▶ [EXERCISE INSTRUCTIONS]: For the records below, say how many lines contain the string "phương". Give the number only.

[Excerpt from a dataset]
..........

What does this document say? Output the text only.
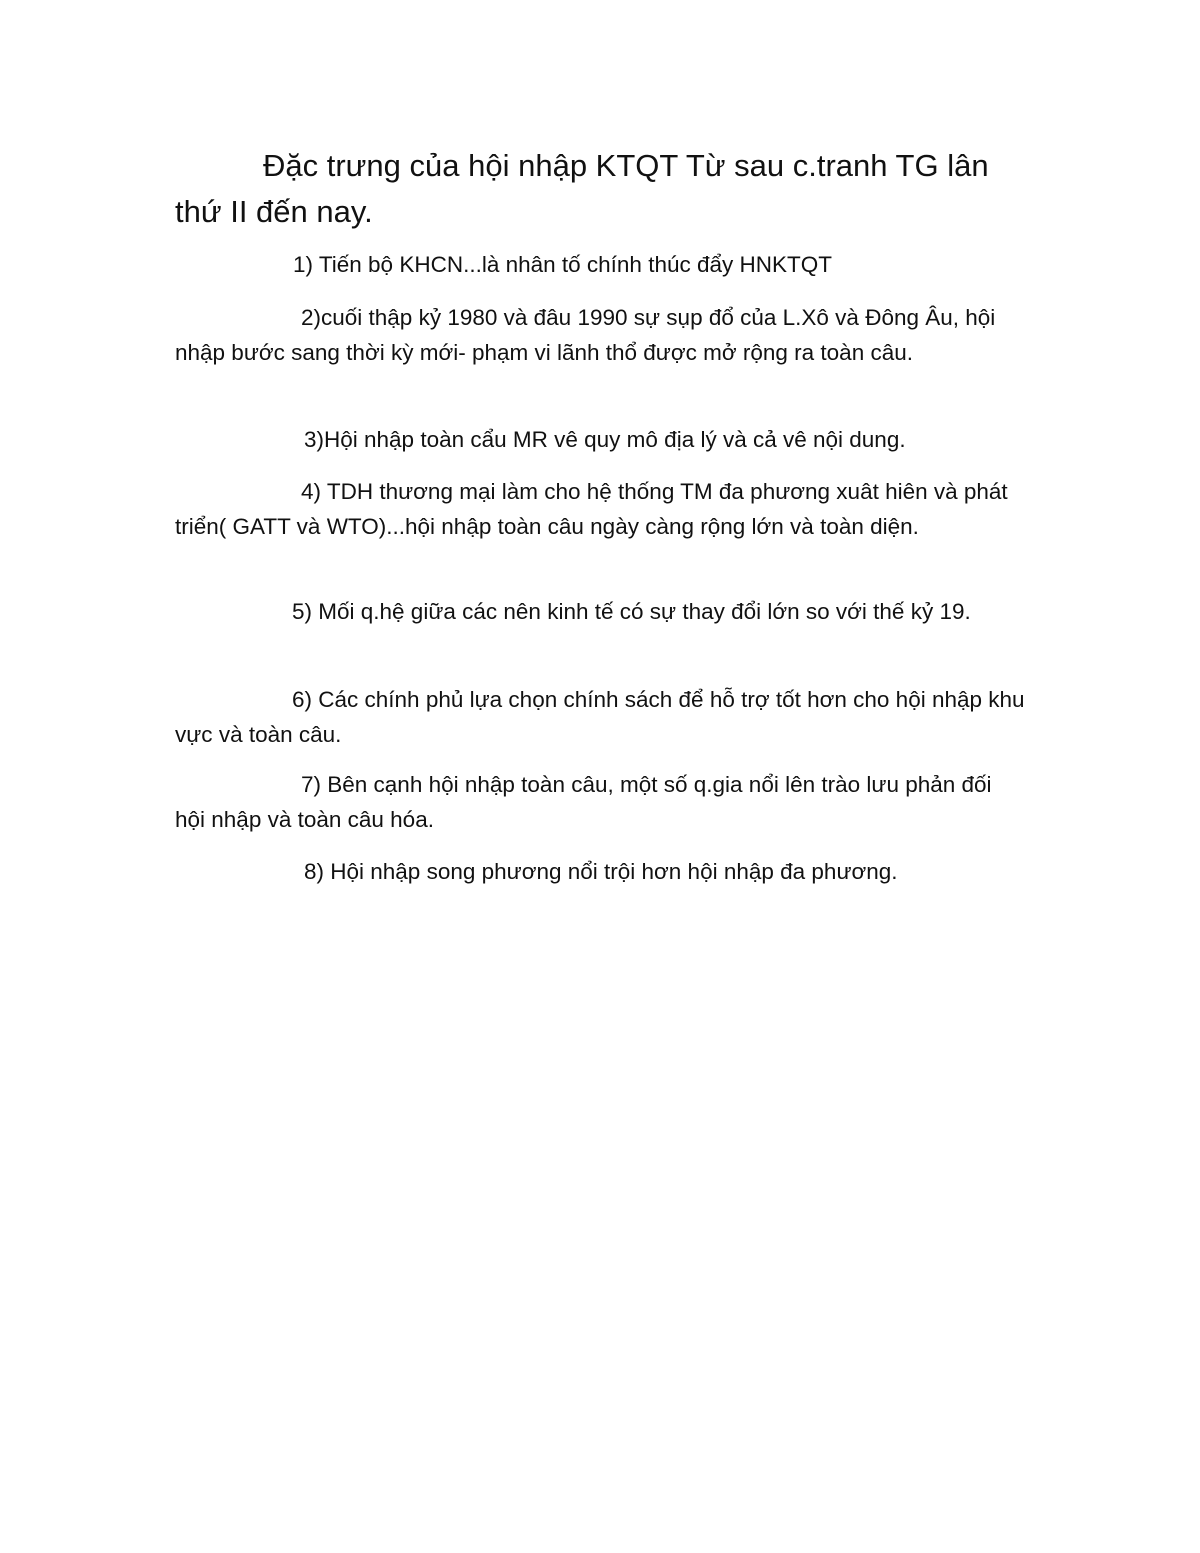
Đặc trưng của hội nhập KTQT Từ sau c.tranh TG lân thứ II đến nay.

1) Tiến bộ KHCN...là nhân tố chính thúc đẩy HNKTQT

2)cuối thập kỷ 1980 và đâu 1990 sự sụp đổ của L.Xô và Đông Âu, hội nhập bước sang thời kỳ mới- phạm vi lãnh thổ được mở rộng ra toàn câu.

3)Hội nhập toàn cẩu MR vê quy mô địa lý và cả vê nội dung.

4) TDH thương mại làm cho hệ thống TM đa phương xuât hiên và phát triển( GATT và WTO)...hội nhập toàn câu ngày càng rộng lớn và toàn diện.

5) Mối q.hệ giữa các nên kinh tế có sự thay đổi lớn so với thế kỷ 19.

6) Các chính phủ lựa chọn chính sách để hỗ trợ tốt hơn cho hội nhập khu vực và toàn câu.

7) Bên cạnh hội nhập toàn câu, một số q.gia nổi lên trào lưu phản đối hội nhập và toàn câu hóa.

8) Hội nhập song phương nổi trội hơn hội nhập đa phương.
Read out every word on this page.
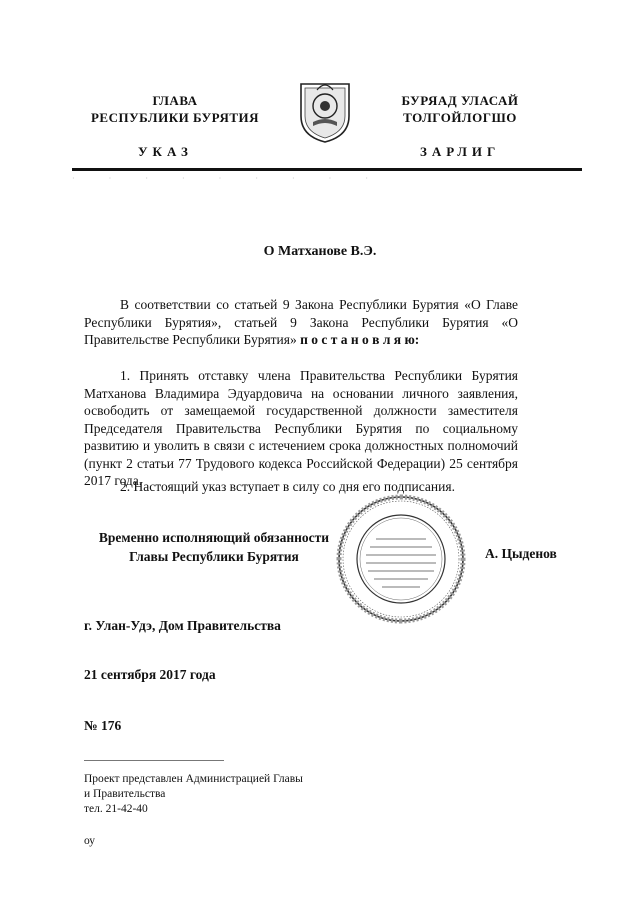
ГЛАВА
РЕСПУБЛИКИ БУРЯТИЯ
УКАЗ
БУРЯАД УЛАСАЙ
ТОЛГОЙЛОГШО
ЗАРЛИГ
·                 ·                 ·                 ·                 ·                 ·                 ·                 ·                 ·
О Матханове В.Э.
В соответствии со статьей 9 Закона Республики Бурятия «О Главе Республики Бурятия», статьей 9 Закона Республики Бурятия «О Правительстве Республики Бурятия» п о с т а н о в л я ю:
1. Принять отставку члена Правительства Республики Бурятия Матханова Владимира Эдуардовича на основании личного заявления, освободить от замещаемой государственной должности заместителя Председателя Правительства Республики Бурятия по социальному развитию и уволить в связи с истечением срока должностных полномочий (пункт 2 статьи 77 Трудового кодекса Российской Федерации) 25 сентября 2017 года.
2. Настоящий указ вступает в силу со дня его подписания.
Временно исполняющий обязанности
Главы Республики Бурятия	А. Цыденов
г. Улан-Удэ, Дом Правительства
21 сентября 2017 года
№ 176
Проект представлен Администрацией Главы
и Правительства
тел. 21-42-40
оу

..........

▶ [SOLUTION]: 2